» **Task to complete**: Report how many lines below contain the word "diameter". Give only the number.

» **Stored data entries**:
□ □ □ □ □ □ □

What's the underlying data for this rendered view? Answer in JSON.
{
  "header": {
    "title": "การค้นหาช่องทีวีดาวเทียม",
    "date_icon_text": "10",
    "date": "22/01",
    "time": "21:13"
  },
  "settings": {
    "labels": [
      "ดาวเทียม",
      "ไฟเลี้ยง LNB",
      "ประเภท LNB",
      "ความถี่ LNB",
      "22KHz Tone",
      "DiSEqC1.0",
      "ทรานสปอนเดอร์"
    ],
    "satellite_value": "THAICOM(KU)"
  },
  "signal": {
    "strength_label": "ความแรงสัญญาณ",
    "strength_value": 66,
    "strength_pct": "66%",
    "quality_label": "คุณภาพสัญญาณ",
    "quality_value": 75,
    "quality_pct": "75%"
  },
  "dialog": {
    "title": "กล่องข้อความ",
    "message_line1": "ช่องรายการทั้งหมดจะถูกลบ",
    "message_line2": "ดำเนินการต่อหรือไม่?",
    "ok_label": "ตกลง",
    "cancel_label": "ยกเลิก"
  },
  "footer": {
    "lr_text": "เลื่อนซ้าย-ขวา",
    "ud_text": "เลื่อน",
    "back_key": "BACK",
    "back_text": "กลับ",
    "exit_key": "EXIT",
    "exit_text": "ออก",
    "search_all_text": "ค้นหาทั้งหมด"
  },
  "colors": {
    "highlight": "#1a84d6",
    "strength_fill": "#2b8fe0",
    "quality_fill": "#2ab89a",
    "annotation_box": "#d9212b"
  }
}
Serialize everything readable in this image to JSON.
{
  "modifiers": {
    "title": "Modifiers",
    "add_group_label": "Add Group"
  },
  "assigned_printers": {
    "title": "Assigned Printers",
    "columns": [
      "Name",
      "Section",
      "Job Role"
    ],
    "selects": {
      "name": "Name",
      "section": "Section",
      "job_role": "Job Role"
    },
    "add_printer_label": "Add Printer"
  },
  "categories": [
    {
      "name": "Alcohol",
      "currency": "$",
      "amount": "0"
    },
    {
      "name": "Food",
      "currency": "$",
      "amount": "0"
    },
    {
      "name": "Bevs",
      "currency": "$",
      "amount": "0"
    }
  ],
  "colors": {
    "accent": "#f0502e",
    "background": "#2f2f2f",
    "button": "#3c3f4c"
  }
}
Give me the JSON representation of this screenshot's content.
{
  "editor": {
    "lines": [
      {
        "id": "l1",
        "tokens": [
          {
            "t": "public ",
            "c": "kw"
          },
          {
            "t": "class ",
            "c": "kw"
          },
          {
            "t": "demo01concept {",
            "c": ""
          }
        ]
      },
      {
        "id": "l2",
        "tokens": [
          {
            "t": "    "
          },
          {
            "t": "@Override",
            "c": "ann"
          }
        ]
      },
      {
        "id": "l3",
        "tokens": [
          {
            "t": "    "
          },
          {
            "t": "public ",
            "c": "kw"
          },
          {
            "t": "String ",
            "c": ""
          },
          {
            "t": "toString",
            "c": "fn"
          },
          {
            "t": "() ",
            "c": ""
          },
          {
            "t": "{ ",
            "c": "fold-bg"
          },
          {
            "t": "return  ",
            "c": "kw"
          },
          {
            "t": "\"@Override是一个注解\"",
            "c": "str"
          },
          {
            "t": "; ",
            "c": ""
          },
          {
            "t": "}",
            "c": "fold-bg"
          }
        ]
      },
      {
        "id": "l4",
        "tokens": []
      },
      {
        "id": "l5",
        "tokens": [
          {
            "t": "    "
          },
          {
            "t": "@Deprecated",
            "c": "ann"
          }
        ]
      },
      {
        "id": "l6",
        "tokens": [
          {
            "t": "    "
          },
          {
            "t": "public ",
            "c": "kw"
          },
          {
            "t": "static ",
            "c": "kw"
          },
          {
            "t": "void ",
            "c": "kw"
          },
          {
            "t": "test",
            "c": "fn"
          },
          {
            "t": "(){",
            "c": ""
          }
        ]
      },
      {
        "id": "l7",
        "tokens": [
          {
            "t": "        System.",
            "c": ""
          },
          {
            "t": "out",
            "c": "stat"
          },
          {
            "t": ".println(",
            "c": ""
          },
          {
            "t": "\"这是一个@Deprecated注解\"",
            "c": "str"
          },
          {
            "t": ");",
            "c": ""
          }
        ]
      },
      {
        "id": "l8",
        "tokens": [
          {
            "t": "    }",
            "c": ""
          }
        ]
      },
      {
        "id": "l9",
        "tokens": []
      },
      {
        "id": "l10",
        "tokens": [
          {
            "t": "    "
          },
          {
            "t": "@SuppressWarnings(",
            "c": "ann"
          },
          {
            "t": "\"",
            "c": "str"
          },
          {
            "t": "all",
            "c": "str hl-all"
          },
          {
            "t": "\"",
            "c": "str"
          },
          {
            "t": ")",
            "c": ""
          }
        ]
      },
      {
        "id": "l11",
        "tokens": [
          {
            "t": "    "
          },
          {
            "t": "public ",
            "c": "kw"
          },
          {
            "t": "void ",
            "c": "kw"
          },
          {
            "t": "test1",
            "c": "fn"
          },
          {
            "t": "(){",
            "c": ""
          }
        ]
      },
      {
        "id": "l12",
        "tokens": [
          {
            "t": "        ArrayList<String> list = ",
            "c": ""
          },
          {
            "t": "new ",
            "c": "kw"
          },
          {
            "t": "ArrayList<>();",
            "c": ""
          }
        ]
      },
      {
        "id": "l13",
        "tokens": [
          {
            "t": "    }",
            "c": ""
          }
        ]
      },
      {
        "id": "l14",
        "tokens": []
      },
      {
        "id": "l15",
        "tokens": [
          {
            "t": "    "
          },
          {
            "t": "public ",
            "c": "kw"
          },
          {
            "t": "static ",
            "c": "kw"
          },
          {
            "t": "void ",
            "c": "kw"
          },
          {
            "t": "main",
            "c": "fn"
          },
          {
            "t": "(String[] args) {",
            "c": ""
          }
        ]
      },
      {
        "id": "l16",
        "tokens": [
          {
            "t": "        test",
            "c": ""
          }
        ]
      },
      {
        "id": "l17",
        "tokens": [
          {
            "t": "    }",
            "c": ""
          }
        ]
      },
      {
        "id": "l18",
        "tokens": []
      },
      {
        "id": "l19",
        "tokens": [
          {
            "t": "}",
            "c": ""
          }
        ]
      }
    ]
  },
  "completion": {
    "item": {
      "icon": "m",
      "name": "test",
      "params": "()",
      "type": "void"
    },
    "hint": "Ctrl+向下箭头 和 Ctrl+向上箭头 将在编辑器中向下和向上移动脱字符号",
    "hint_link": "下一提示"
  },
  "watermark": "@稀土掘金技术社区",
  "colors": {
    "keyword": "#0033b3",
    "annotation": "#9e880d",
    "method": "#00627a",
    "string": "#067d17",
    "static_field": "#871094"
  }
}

□ □ □ □ □ □ □

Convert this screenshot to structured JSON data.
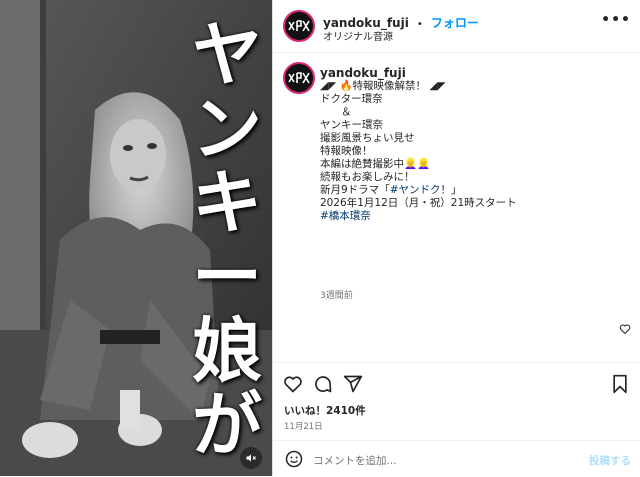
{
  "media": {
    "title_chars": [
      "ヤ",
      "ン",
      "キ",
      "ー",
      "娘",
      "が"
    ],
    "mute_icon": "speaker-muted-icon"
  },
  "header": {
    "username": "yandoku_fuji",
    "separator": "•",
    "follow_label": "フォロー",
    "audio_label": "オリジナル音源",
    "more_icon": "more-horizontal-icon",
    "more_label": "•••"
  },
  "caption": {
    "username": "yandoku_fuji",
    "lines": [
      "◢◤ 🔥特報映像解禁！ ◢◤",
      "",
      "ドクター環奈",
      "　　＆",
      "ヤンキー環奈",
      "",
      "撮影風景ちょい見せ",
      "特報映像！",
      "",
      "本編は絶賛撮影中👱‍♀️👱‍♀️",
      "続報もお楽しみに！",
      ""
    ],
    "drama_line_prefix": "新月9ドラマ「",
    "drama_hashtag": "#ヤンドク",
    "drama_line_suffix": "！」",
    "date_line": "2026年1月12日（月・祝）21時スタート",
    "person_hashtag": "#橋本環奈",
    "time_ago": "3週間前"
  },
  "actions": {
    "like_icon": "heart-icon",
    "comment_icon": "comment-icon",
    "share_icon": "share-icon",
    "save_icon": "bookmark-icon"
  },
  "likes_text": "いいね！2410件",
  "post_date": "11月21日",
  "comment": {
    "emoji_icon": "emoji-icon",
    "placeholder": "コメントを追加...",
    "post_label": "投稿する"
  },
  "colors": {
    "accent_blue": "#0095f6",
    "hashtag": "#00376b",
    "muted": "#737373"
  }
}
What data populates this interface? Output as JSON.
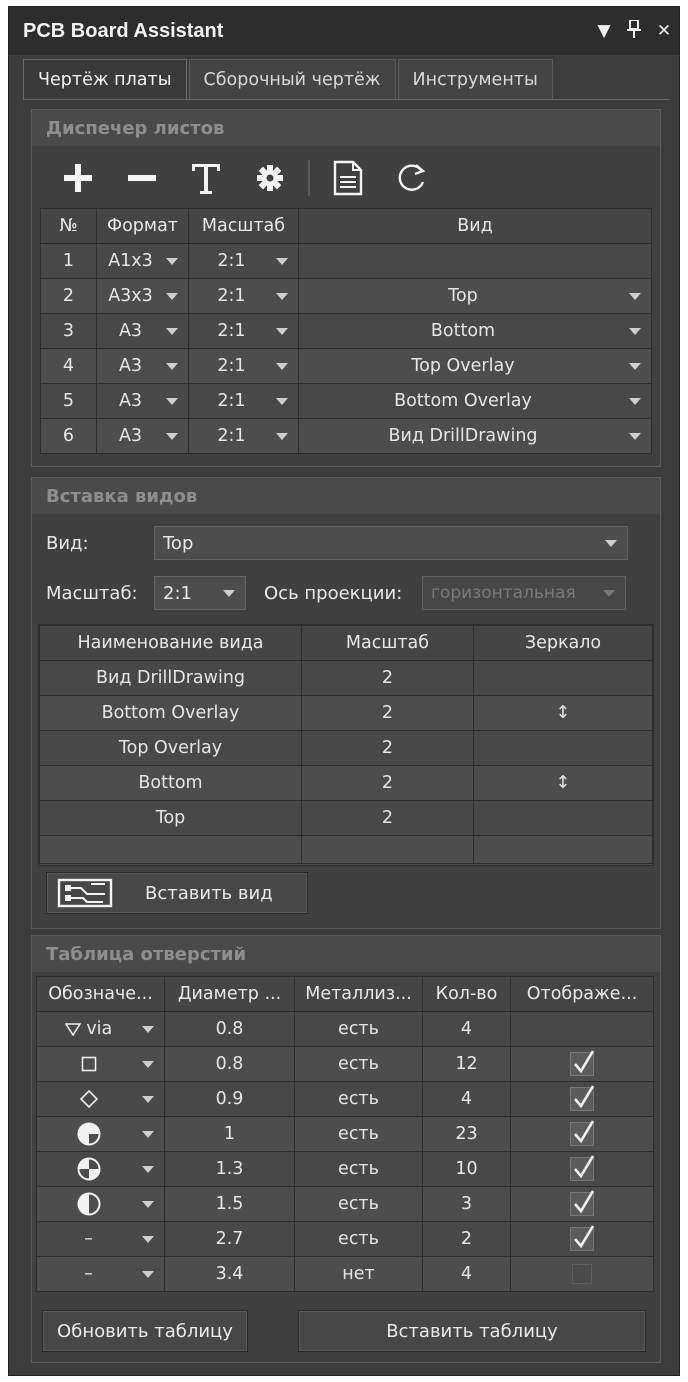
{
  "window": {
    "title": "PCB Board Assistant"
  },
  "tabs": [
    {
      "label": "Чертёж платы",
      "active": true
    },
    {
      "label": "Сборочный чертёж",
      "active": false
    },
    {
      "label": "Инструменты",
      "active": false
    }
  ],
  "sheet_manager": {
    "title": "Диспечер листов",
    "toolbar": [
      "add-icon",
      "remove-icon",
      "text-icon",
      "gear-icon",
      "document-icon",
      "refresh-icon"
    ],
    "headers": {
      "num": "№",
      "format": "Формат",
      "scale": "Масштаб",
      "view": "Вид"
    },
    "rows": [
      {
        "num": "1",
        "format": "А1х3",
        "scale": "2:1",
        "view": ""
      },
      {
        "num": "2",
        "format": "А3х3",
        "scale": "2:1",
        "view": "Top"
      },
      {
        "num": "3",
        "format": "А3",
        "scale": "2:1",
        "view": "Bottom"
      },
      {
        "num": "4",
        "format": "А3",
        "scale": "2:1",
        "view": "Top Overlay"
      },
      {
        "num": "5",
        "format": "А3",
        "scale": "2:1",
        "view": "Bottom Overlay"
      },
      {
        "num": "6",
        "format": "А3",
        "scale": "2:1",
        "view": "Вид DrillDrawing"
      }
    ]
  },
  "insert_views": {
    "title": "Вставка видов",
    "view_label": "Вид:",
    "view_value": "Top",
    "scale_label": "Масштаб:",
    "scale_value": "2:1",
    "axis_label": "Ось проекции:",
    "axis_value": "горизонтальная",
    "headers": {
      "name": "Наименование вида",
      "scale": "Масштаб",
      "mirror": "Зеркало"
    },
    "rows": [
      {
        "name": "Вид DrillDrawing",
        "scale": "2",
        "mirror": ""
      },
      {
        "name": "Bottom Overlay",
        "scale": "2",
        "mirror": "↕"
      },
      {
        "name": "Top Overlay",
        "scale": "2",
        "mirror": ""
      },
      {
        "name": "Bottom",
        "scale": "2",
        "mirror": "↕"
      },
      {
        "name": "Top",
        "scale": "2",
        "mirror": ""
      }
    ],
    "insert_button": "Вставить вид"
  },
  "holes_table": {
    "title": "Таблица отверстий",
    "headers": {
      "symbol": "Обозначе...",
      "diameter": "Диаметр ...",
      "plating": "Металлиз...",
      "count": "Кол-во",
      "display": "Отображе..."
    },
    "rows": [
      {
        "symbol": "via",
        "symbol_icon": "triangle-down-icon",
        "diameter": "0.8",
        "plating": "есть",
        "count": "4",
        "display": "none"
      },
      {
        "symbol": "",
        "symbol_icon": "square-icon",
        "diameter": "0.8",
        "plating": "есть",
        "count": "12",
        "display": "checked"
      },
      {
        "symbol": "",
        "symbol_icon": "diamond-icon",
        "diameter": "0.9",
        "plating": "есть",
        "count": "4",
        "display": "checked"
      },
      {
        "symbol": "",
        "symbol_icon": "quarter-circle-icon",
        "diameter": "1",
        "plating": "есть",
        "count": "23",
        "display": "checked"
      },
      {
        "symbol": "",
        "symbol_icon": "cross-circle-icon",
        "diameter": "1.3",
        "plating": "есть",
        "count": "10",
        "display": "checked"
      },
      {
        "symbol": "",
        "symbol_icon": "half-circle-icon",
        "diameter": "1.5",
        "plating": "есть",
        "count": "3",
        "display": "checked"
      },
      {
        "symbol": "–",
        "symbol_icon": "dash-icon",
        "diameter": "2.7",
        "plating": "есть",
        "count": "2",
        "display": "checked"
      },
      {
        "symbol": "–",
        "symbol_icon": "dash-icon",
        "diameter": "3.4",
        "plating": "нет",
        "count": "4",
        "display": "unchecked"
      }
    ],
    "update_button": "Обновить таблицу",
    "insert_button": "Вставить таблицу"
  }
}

□ □ □ □ □ □ □

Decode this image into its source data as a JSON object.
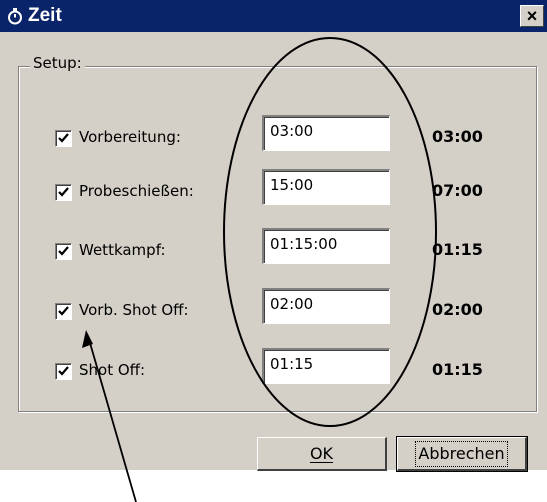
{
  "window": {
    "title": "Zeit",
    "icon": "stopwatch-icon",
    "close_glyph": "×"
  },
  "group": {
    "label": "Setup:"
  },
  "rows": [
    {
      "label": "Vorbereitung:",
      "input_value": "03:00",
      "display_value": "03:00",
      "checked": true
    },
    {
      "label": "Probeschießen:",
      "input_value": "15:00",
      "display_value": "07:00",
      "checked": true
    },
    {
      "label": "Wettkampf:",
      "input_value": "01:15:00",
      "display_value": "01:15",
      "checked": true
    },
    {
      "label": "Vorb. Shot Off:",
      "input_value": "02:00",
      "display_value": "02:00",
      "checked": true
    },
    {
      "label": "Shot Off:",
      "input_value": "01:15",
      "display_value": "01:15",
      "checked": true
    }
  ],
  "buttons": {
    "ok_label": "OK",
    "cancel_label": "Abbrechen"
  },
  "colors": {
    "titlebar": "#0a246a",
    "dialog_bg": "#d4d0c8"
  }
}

□ □ □ □ □ □ □

» **Solution below**: 9